- Exercise goal -
Extract, from the listing that follows, each line containing the word "subtitle".
— start Input material —
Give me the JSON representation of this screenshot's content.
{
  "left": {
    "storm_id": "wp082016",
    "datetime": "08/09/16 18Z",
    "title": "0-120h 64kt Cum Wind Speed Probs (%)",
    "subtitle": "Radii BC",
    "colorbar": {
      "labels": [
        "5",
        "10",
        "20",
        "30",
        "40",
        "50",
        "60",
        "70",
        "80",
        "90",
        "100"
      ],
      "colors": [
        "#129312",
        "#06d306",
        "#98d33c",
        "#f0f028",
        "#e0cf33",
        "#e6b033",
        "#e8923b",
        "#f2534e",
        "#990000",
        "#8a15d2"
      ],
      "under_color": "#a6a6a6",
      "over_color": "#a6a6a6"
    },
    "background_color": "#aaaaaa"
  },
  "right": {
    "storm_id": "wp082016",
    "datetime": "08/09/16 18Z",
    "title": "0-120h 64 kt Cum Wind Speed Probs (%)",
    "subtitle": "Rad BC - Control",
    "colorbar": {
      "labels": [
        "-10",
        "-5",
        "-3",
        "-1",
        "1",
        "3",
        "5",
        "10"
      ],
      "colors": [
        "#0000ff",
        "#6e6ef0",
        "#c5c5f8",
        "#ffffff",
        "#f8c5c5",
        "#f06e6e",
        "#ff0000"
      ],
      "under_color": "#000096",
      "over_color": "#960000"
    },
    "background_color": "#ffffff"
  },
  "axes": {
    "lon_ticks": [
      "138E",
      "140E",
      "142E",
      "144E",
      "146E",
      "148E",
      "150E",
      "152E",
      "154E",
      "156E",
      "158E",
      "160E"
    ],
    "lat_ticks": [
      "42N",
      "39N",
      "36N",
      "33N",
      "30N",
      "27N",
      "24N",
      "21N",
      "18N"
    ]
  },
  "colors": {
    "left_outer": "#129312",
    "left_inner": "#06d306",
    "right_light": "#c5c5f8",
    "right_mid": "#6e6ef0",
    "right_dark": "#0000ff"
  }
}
— end Input material —
- In response -
    "subtitle": "Radii BC",
    "subtitle": "Rad BC - Control",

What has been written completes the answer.